**Stated problem**
Every record here needs to be written out again exactly.

Data records
________

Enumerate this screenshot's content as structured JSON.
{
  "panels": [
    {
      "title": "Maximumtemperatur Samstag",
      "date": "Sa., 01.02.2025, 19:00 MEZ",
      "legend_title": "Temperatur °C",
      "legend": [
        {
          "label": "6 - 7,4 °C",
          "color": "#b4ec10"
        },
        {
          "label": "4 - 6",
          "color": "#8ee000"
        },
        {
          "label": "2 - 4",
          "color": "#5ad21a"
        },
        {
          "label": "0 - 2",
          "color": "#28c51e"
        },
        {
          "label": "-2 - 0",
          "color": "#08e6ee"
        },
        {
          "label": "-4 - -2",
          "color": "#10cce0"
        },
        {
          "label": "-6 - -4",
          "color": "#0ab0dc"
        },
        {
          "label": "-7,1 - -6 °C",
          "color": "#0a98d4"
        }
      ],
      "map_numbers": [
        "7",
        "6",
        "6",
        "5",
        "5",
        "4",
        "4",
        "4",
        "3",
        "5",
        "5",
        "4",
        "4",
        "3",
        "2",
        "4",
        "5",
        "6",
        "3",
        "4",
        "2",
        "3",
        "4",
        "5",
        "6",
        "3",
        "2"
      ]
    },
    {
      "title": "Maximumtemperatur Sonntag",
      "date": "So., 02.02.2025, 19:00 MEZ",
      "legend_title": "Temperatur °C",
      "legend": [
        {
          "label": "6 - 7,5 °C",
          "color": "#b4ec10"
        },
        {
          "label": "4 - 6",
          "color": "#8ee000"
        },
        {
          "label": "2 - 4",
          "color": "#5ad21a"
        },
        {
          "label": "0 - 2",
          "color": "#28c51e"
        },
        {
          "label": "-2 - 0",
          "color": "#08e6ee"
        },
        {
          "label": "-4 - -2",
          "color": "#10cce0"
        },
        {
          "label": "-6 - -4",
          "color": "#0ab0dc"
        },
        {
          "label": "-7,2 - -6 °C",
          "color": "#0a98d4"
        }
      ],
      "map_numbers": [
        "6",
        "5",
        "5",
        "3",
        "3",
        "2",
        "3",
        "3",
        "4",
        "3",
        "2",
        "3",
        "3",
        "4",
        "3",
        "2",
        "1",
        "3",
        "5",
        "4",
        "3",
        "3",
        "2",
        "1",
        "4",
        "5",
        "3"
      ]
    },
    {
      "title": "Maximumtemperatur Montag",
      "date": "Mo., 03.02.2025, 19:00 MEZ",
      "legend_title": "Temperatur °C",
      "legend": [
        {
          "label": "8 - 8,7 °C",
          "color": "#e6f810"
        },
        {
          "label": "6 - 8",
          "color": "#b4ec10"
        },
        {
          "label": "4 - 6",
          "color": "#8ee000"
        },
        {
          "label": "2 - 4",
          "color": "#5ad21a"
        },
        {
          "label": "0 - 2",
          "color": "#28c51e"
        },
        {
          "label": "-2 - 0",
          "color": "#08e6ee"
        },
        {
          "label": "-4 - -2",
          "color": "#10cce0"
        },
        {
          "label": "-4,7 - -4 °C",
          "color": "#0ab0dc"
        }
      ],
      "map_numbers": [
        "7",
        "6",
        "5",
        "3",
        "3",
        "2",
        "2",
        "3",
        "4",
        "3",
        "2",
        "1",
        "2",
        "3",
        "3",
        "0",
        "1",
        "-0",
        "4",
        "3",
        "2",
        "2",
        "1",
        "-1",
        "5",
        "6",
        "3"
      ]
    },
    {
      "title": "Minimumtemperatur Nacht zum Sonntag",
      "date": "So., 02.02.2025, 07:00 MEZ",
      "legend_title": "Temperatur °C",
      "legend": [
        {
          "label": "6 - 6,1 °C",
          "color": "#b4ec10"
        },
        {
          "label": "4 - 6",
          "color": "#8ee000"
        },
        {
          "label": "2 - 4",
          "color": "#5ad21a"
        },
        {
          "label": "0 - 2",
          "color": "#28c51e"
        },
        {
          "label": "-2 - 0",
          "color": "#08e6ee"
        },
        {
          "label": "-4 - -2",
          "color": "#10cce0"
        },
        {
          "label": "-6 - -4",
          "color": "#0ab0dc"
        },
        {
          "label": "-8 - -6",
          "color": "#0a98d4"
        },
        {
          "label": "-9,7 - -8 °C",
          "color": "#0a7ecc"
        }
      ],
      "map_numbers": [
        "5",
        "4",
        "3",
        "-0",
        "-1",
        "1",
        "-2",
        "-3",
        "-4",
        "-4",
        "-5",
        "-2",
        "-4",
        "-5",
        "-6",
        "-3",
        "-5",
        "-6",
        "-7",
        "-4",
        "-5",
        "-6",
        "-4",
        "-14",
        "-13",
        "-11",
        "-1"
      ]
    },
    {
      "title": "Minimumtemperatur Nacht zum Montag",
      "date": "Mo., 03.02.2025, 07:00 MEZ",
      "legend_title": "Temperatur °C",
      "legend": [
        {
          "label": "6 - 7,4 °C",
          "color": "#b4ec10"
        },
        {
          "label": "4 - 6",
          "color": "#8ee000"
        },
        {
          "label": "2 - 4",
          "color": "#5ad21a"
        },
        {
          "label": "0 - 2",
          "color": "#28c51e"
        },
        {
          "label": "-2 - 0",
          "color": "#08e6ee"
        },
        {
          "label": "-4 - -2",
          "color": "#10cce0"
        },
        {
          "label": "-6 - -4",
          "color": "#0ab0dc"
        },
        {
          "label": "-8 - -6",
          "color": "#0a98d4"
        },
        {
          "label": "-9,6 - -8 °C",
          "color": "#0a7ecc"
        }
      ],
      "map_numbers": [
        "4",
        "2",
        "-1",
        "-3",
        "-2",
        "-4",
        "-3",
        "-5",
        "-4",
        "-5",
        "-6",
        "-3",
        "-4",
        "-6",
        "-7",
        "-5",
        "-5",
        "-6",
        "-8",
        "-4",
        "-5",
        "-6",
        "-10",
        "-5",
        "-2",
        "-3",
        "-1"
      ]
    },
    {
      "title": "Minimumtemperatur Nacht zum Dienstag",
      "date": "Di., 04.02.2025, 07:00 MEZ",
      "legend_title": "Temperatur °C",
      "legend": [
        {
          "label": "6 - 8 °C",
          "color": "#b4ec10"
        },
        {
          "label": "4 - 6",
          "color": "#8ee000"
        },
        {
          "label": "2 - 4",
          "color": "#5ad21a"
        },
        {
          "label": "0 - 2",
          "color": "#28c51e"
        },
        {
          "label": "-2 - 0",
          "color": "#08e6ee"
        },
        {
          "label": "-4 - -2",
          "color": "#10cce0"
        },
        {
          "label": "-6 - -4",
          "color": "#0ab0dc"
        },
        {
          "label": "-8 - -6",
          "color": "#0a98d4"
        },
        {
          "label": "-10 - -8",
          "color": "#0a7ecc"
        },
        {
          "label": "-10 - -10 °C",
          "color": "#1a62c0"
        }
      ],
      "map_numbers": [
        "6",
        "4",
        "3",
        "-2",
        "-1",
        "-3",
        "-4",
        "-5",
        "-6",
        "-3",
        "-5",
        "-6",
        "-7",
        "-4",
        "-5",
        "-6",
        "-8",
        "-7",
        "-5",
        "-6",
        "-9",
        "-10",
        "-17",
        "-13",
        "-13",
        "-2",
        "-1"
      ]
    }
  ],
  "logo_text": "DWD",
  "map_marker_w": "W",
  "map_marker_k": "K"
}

________

**Solution to this task**
Enumerate this screenshot's content as structured JSON.
{
  "panels": [
    {
      "title": "Maximumtemperatur Samstag",
      "date": "Sa., 01.02.2025, 19:00 MEZ",
      "legend_title": "Temperatur °C",
      "legend": [
        {
          "label": "6 - 7,4 °C",
          "color": "#b4ec10"
        },
        {
          "label": "4 - 6",
          "color": "#8ee000"
        },
        {
          "label": "2 - 4",
          "color": "#5ad21a"
        },
        {
          "label": "0 - 2",
          "color": "#28c51e"
        },
        {
          "label": "-2 - 0",
          "color": "#08e6ee"
        },
        {
          "label": "-4 - -2",
          "color": "#10cce0"
        },
        {
          "label": "-6 - -4",
          "color": "#0ab0dc"
        },
        {
          "label": "-7,1 - -6 °C",
          "color": "#0a98d4"
        }
      ],
      "map_numbers": [
        "7",
        "6",
        "6",
        "5",
        "5",
        "4",
        "4",
        "4",
        "3",
        "5",
        "5",
        "4",
        "4",
        "3",
        "2",
        "4",
        "5",
        "6",
        "3",
        "4",
        "2",
        "3",
        "4",
        "5",
        "6",
        "3",
        "2"
      ]
    },
    {
      "title": "Maximumtemperatur Sonntag",
      "date": "So., 02.02.2025, 19:00 MEZ",
      "legend_title": "Temperatur °C",
      "legend": [
        {
          "label": "6 - 7,5 °C",
          "color": "#b4ec10"
        },
        {
          "label": "4 - 6",
          "color": "#8ee000"
        },
        {
          "label": "2 - 4",
          "color": "#5ad21a"
        },
        {
          "label": "0 - 2",
          "color": "#28c51e"
        },
        {
          "label": "-2 - 0",
          "color": "#08e6ee"
        },
        {
          "label": "-4 - -2",
          "color": "#10cce0"
        },
        {
          "label": "-6 - -4",
          "color": "#0ab0dc"
        },
        {
          "label": "-7,2 - -6 °C",
          "color": "#0a98d4"
        }
      ],
      "map_numbers": [
        "6",
        "5",
        "5",
        "3",
        "3",
        "2",
        "3",
        "3",
        "4",
        "3",
        "2",
        "3",
        "3",
        "4",
        "3",
        "2",
        "1",
        "3",
        "5",
        "4",
        "3",
        "3",
        "2",
        "1",
        "4",
        "5",
        "3"
      ]
    },
    {
      "title": "Maximumtemperatur Montag",
      "date": "Mo., 03.02.2025, 19:00 MEZ",
      "legend_title": "Temperatur °C",
      "legend": [
        {
          "label": "8 - 8,7 °C",
          "color": "#e6f810"
        },
        {
          "label": "6 - 8",
          "color": "#b4ec10"
        },
        {
          "label": "4 - 6",
          "color": "#8ee000"
        },
        {
          "label": "2 - 4",
          "color": "#5ad21a"
        },
        {
          "label": "0 - 2",
          "color": "#28c51e"
        },
        {
          "label": "-2 - 0",
          "color": "#08e6ee"
        },
        {
          "label": "-4 - -2",
          "color": "#10cce0"
        },
        {
          "label": "-4,7 - -4 °C",
          "color": "#0ab0dc"
        }
      ],
      "map_numbers": [
        "7",
        "6",
        "5",
        "3",
        "3",
        "2",
        "2",
        "3",
        "4",
        "3",
        "2",
        "1",
        "2",
        "3",
        "3",
        "0",
        "1",
        "-0",
        "4",
        "3",
        "2",
        "2",
        "1",
        "-1",
        "5",
        "6",
        "3"
      ]
    },
    {
      "title": "Minimumtemperatur Nacht zum Sonntag",
      "date": "So., 02.02.2025, 07:00 MEZ",
      "legend_title": "Temperatur °C",
      "legend": [
        {
          "label": "6 - 6,1 °C",
          "color": "#b4ec10"
        },
        {
          "label": "4 - 6",
          "color": "#8ee000"
        },
        {
          "label": "2 - 4",
          "color": "#5ad21a"
        },
        {
          "label": "0 - 2",
          "color": "#28c51e"
        },
        {
          "label": "-2 - 0",
          "color": "#08e6ee"
        },
        {
          "label": "-4 - -2",
          "color": "#10cce0"
        },
        {
          "label": "-6 - -4",
          "color": "#0ab0dc"
        },
        {
          "label": "-8 - -6",
          "color": "#0a98d4"
        },
        {
          "label": "-9,7 - -8 °C",
          "color": "#0a7ecc"
        }
      ],
      "map_numbers": [
        "5",
        "4",
        "3",
        "-0",
        "-1",
        "1",
        "-2",
        "-3",
        "-4",
        "-4",
        "-5",
        "-2",
        "-4",
        "-5",
        "-6",
        "-3",
        "-5",
        "-6",
        "-7",
        "-4",
        "-5",
        "-6",
        "-4",
        "-14",
        "-13",
        "-11",
        "-1"
      ]
    },
    {
      "title": "Minimumtemperatur Nacht zum Montag",
      "date": "Mo., 03.02.2025, 07:00 MEZ",
      "legend_title": "Temperatur °C",
      "legend": [
        {
          "label": "6 - 7,4 °C",
          "color": "#b4ec10"
        },
        {
          "label": "4 - 6",
          "color": "#8ee000"
        },
        {
          "label": "2 - 4",
          "color": "#5ad21a"
        },
        {
          "label": "0 - 2",
          "color": "#28c51e"
        },
        {
          "label": "-2 - 0",
          "color": "#08e6ee"
        },
        {
          "label": "-4 - -2",
          "color": "#10cce0"
        },
        {
          "label": "-6 - -4",
          "color": "#0ab0dc"
        },
        {
          "label": "-8 - -6",
          "color": "#0a98d4"
        },
        {
          "label": "-9,6 - -8 °C",
          "color": "#0a7ecc"
        }
      ],
      "map_numbers": [
        "4",
        "2",
        "-1",
        "-3",
        "-2",
        "-4",
        "-3",
        "-5",
        "-4",
        "-5",
        "-6",
        "-3",
        "-4",
        "-6",
        "-7",
        "-5",
        "-5",
        "-6",
        "-8",
        "-4",
        "-5",
        "-6",
        "-10",
        "-5",
        "-2",
        "-3",
        "-1"
      ]
    },
    {
      "title": "Minimumtemperatur Nacht zum Dienstag",
      "date": "Di., 04.02.2025, 07:00 MEZ",
      "legend_title": "Temperatur °C",
      "legend": [
        {
          "label": "6 - 8 °C",
          "color": "#b4ec10"
        },
        {
          "label": "4 - 6",
          "color": "#8ee000"
        },
        {
          "label": "2 - 4",
          "color": "#5ad21a"
        },
        {
          "label": "0 - 2",
          "color": "#28c51e"
        },
        {
          "label": "-2 - 0",
          "color": "#08e6ee"
        },
        {
          "label": "-4 - -2",
          "color": "#10cce0"
        },
        {
          "label": "-6 - -4",
          "color": "#0ab0dc"
        },
        {
          "label": "-8 - -6",
          "color": "#0a98d4"
        },
        {
          "label": "-10 - -8",
          "color": "#0a7ecc"
        },
        {
          "label": "-10 - -10 °C",
          "color": "#1a62c0"
        }
      ],
      "map_numbers": [
        "6",
        "4",
        "3",
        "-2",
        "-1",
        "-3",
        "-4",
        "-5",
        "-6",
        "-3",
        "-5",
        "-6",
        "-7",
        "-4",
        "-5",
        "-6",
        "-8",
        "-7",
        "-5",
        "-6",
        "-9",
        "-10",
        "-17",
        "-13",
        "-13",
        "-2",
        "-1"
      ]
    }
  ],
  "logo_text": "DWD",
  "map_marker_w": "W",
  "map_marker_k": "K"
}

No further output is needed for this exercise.